Task details: Copy out the passage on British Open championships of 1913 and 1938 word for word, in full.

Text shown:
╭──
100 years ago (1913): J.H. Taylor won at Royal Liverpool for his fifth British Open to tie Harry Vardon and James Braid. Perhaps equally notable about this championship was it featured an American for the first time _ John McDermott, who had won the previous two U.S. Open titles. He tied for fifth. Taylor was one shot behind Ted Ray at the halfway point. Taylor seized control on the final day in a gale force wind with a 77, and then closed with a 79. Ray had a one-shot lead after the first day and wound up eight shots behind, courtesy of an 81-84 second day in the wind.
75 years ago (1938): The Whitcombe brothers had been part of the British Open for more than a decade, and it was Reg who broke through at Royal St. George’s in wind so fierce that it toppled the exhibition tent. Older brother Ernest Whitcombe shared the lead after 18 holes. Reg Whitcombe was two shots behind going to the 36-hole final. He took the lead with a 75 in the third round, and his 78 was enough to hold off Jimmy Adams. His winning score of 295 was the highest in seven years.
╰──
Data provided:
╭──
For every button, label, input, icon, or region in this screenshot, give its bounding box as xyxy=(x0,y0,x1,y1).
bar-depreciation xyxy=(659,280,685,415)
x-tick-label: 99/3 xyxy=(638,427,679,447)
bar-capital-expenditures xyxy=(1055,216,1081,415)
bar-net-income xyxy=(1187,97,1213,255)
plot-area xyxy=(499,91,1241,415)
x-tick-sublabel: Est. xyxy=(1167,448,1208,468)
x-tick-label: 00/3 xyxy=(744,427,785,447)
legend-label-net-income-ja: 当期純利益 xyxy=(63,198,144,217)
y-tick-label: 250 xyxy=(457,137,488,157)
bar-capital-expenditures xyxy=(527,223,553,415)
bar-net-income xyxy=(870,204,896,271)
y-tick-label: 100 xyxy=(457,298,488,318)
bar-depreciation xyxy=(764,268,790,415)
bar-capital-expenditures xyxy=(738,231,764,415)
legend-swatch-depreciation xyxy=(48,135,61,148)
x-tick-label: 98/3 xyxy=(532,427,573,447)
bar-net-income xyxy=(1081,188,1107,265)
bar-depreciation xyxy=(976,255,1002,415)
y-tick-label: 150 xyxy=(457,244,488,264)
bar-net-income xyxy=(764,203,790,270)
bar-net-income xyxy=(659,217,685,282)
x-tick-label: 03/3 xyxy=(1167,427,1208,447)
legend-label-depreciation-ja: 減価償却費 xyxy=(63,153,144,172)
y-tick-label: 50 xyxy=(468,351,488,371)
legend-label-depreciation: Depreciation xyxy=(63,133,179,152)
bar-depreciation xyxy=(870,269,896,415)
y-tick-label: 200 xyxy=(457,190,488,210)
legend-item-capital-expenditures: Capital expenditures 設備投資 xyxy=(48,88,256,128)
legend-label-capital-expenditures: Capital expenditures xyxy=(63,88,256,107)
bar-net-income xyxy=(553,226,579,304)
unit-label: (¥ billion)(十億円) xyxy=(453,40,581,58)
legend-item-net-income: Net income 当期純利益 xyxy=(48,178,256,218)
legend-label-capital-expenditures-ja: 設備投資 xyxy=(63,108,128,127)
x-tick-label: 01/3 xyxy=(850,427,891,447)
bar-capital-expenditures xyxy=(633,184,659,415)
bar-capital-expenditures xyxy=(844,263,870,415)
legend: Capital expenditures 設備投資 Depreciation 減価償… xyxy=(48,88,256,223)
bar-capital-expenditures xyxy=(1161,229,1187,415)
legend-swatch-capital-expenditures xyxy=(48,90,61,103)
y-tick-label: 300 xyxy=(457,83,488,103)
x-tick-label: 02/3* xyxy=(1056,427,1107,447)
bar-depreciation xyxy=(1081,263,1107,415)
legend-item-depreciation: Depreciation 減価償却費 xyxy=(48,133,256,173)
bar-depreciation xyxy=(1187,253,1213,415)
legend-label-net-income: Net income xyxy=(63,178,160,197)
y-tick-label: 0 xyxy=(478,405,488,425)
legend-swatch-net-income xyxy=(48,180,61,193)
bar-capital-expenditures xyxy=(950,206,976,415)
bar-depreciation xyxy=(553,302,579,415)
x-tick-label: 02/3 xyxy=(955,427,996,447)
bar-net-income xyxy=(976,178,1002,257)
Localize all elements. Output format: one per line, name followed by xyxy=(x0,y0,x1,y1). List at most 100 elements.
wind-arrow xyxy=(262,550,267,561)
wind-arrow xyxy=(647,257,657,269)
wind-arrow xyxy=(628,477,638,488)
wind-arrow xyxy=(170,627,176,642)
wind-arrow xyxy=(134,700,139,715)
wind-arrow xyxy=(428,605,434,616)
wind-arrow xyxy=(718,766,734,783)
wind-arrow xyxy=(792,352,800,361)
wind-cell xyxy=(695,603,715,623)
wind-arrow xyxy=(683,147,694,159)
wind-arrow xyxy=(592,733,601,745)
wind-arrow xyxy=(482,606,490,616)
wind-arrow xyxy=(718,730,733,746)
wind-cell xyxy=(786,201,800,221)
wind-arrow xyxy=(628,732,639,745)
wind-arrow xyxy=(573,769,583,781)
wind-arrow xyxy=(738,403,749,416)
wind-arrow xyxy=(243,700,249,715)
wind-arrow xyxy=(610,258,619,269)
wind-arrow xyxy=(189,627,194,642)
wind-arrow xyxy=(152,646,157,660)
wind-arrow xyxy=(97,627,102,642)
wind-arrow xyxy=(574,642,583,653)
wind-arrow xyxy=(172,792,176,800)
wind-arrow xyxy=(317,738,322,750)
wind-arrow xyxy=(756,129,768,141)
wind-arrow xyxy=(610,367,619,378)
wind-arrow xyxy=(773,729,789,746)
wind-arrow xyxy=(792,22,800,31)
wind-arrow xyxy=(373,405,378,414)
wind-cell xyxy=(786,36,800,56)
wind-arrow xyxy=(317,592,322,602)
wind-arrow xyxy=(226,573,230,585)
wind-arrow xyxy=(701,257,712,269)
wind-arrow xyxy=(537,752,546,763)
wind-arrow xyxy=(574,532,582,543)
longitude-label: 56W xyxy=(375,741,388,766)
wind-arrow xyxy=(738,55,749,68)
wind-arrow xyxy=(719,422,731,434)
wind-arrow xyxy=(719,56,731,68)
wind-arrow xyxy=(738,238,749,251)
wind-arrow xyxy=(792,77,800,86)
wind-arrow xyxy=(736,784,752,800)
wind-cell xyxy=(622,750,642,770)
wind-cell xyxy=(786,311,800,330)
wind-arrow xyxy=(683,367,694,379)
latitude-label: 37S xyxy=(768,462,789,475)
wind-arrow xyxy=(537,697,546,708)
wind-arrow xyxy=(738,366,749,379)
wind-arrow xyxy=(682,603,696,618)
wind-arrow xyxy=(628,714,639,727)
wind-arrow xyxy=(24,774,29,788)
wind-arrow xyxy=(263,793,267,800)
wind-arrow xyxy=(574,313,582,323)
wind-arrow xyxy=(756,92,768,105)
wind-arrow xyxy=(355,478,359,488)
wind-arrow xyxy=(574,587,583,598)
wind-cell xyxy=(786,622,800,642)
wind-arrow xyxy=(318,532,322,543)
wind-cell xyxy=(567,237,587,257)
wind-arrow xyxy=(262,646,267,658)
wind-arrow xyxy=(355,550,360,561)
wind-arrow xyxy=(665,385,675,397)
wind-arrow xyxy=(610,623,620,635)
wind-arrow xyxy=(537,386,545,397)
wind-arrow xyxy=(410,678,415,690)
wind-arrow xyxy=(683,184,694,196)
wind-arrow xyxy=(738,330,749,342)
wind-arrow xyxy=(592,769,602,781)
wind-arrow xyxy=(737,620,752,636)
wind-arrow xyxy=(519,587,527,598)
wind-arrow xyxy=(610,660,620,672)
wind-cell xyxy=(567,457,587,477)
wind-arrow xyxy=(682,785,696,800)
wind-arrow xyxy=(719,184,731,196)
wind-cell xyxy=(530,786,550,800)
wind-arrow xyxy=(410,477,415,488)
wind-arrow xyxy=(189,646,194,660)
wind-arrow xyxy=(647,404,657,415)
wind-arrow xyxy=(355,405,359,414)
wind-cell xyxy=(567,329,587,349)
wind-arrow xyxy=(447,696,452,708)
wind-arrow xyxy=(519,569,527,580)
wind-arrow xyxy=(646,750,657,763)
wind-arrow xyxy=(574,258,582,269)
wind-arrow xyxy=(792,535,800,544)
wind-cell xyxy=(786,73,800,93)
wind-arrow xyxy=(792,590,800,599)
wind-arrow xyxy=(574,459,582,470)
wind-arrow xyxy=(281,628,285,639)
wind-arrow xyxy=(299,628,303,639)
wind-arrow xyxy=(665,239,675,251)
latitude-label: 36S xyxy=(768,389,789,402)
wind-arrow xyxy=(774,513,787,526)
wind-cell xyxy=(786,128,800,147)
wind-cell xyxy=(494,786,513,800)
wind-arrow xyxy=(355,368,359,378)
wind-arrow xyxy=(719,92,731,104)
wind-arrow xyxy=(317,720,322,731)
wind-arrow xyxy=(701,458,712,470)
╰──
Solved problem:
100 years ago (1913): J.H. Taylor won at Royal Liverpool for his fifth British Open to tie Harry Vardon and James Braid. Perhaps equally notable about this championship was it featured an American for the first time _ John McDermott, who had won the previous two U.S. Open titles. He tied for fifth. Taylor was one shot behind Ted Ray at the halfway point. Taylor seized control on the final day in a gale force wind with a 77, and then closed with a 79. Ray had a one-shot lead after the first day and wound up eight shots behind, courtesy of an 81-84 second day in the wind.
75 years ago (1938): The Whitcombe brothers had been part of the British Open for more than a decade, and it was Reg who broke through at Royal St. George’s in wind so fierce that it toppled the exhibition tent. Older brother Ernest Whitcombe shared the lead after 18 holes. Reg Whitcombe was two shots behind going to the 36-hole final. He took the lead with a 75 in the third round, and his 78 was enough to hold off Jimmy Adams. His winning score of 295 was the highest in seven years.